• Job:
Reply with one number only: the count of lines below that contain the word "Lower".

======== Provided data ========

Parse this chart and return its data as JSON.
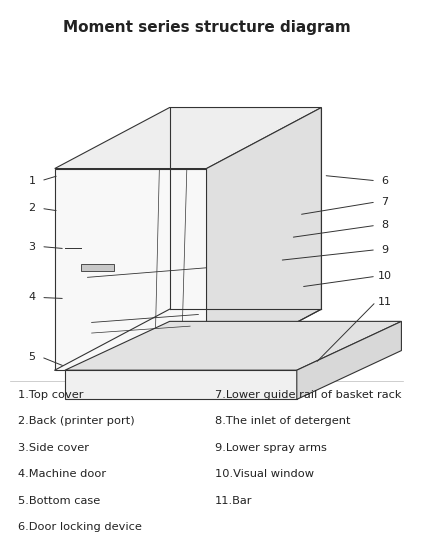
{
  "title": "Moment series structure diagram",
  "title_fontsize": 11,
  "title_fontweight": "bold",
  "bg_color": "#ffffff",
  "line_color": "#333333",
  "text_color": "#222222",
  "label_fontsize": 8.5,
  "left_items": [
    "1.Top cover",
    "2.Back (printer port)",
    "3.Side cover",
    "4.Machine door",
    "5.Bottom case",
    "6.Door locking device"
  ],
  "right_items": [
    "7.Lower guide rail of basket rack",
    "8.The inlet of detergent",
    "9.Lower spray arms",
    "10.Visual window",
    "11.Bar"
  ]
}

========

• Expected output:
2